__Task brief__.
Repeat each record below exactly, dropping the pictures.

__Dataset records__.
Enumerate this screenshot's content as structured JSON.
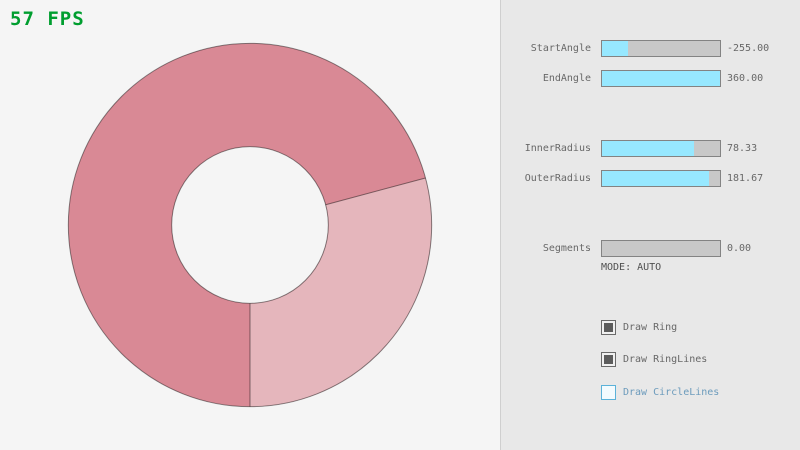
{
  "fps": {
    "text": "57 FPS",
    "color": "#009e2f"
  },
  "ring": {
    "color_once": "#e5b6bc",
    "color_overlap": "#d98995",
    "line_color": "rgba(0,0,0,0.45)"
  },
  "panel": {
    "background": "#e8e8e8",
    "accent": "#97e8ff",
    "sliders": [
      {
        "label": "StartAngle",
        "value": "-255.00",
        "fill_pct": 21.7
      },
      {
        "label": "EndAngle",
        "value": "360.00",
        "fill_pct": 100
      },
      {
        "label": "InnerRadius",
        "value": "78.33",
        "fill_pct": 78.3
      },
      {
        "label": "OuterRadius",
        "value": "181.67",
        "fill_pct": 90.8
      },
      {
        "label": "Segments",
        "value": "0.00",
        "fill_pct": 0
      }
    ],
    "mode_text": "MODE: AUTO",
    "checkboxes": [
      {
        "label": "Draw Ring",
        "checked": true,
        "focused": false
      },
      {
        "label": "Draw RingLines",
        "checked": true,
        "focused": false
      },
      {
        "label": "Draw CircleLines",
        "checked": false,
        "focused": true
      }
    ]
  }
}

__Result__.
Enumerate this screenshot's content as structured JSON.
{
  "fps": {
    "text": "57 FPS",
    "color": "#009e2f"
  },
  "ring": {
    "color_once": "#e5b6bc",
    "color_overlap": "#d98995",
    "line_color": "rgba(0,0,0,0.45)"
  },
  "panel": {
    "background": "#e8e8e8",
    "accent": "#97e8ff",
    "sliders": [
      {
        "label": "StartAngle",
        "value": "-255.00",
        "fill_pct": 21.7
      },
      {
        "label": "EndAngle",
        "value": "360.00",
        "fill_pct": 100
      },
      {
        "label": "InnerRadius",
        "value": "78.33",
        "fill_pct": 78.3
      },
      {
        "label": "OuterRadius",
        "value": "181.67",
        "fill_pct": 90.8
      },
      {
        "label": "Segments",
        "value": "0.00",
        "fill_pct": 0
      }
    ],
    "mode_text": "MODE: AUTO",
    "checkboxes": [
      {
        "label": "Draw Ring",
        "checked": true,
        "focused": false
      },
      {
        "label": "Draw RingLines",
        "checked": true,
        "focused": false
      },
      {
        "label": "Draw CircleLines",
        "checked": false,
        "focused": true
      }
    ]
  }
}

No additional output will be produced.